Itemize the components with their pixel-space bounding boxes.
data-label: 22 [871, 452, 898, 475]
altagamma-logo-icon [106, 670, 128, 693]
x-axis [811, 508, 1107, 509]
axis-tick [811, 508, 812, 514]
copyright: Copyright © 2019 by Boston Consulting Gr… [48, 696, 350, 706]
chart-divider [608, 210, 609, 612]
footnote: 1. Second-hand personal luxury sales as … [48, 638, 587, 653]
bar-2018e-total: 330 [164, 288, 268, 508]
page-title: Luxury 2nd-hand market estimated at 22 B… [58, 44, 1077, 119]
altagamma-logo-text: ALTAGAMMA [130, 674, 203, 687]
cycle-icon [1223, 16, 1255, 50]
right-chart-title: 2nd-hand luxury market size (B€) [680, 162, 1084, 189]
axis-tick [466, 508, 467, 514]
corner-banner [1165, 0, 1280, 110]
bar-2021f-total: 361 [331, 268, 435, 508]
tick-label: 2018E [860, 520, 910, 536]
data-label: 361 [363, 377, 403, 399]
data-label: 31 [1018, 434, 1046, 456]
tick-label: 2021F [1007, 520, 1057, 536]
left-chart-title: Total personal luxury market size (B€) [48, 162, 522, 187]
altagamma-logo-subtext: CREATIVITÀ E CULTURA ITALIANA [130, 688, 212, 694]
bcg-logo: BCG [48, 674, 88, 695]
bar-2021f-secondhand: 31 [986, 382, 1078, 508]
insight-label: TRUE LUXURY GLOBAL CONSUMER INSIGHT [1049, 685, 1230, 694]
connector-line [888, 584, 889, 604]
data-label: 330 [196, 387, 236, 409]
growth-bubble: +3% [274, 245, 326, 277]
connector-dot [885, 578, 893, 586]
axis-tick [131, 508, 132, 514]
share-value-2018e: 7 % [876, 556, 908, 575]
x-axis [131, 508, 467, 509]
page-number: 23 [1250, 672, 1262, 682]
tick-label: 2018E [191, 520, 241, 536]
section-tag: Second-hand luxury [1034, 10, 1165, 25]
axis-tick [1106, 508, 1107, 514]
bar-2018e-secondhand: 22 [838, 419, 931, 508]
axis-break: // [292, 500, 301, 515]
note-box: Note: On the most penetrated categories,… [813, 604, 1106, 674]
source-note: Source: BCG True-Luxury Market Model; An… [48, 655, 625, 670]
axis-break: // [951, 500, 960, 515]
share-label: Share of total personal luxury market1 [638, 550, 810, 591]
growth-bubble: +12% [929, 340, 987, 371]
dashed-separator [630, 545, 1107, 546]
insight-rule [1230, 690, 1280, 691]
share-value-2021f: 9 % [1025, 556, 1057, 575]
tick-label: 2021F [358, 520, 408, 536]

◇ ◇ ◇ ◇ ◇ ◇ ◇

- 짧은 연습 -
위 기록의 모든 줄을 다시 쓰되, "tick-label"를 모두 "axis-label"로 바꾸고 나머지는 그대로 두세요.

- 최종 결과 -
Itemize the components with their pixel-space bounding boxes.
data-label: 22 [871, 452, 898, 475]
altagamma-logo-icon [106, 670, 128, 693]
x-axis [811, 508, 1107, 509]
axis-tick [811, 508, 812, 514]
copyright: Copyright © 2019 by Boston Consulting Gr… [48, 696, 350, 706]
chart-divider [608, 210, 609, 612]
footnote: 1. Second-hand personal luxury sales as … [48, 638, 587, 653]
bar-2018e-total: 330 [164, 288, 268, 508]
page-title: Luxury 2nd-hand market estimated at 22 B… [58, 44, 1077, 119]
altagamma-logo-text: ALTAGAMMA [130, 674, 203, 687]
cycle-icon [1223, 16, 1255, 50]
right-chart-title: 2nd-hand luxury market size (B€) [680, 162, 1084, 189]
axis-tick [466, 508, 467, 514]
corner-banner [1165, 0, 1280, 110]
bar-2021f-total: 361 [331, 268, 435, 508]
axis-label: 2018E [860, 520, 910, 536]
data-label: 361 [363, 377, 403, 399]
data-label: 31 [1018, 434, 1046, 456]
axis-label: 2021F [1007, 520, 1057, 536]
left-chart-title: Total personal luxury market size (B€) [48, 162, 522, 187]
altagamma-logo-subtext: CREATIVITÀ E CULTURA ITALIANA [130, 688, 212, 694]
bcg-logo: BCG [48, 674, 88, 695]
bar-2021f-secondhand: 31 [986, 382, 1078, 508]
insight-label: TRUE LUXURY GLOBAL CONSUMER INSIGHT [1049, 685, 1230, 694]
connector-line [888, 584, 889, 604]
data-label: 330 [196, 387, 236, 409]
growth-bubble: +3% [274, 245, 326, 277]
connector-dot [885, 578, 893, 586]
axis-tick [131, 508, 132, 514]
share-value-2018e: 7 % [876, 556, 908, 575]
x-axis [131, 508, 467, 509]
page-number: 23 [1250, 672, 1262, 682]
axis-label: 2018E [191, 520, 241, 536]
section-tag: Second-hand luxury [1034, 10, 1165, 25]
axis-tick [1106, 508, 1107, 514]
bar-2018e-secondhand: 22 [838, 419, 931, 508]
axis-break: // [292, 500, 301, 515]
note-box: Note: On the most penetrated categories,… [813, 604, 1106, 674]
source-note: Source: BCG True-Luxury Market Model; An… [48, 655, 625, 670]
axis-break: // [951, 500, 960, 515]
share-label: Share of total personal luxury market1 [638, 550, 810, 591]
growth-bubble: +12% [929, 340, 987, 371]
dashed-separator [630, 545, 1107, 546]
insight-rule [1230, 690, 1280, 691]
share-value-2021f: 9 % [1025, 556, 1057, 575]
axis-label: 2021F [358, 520, 408, 536]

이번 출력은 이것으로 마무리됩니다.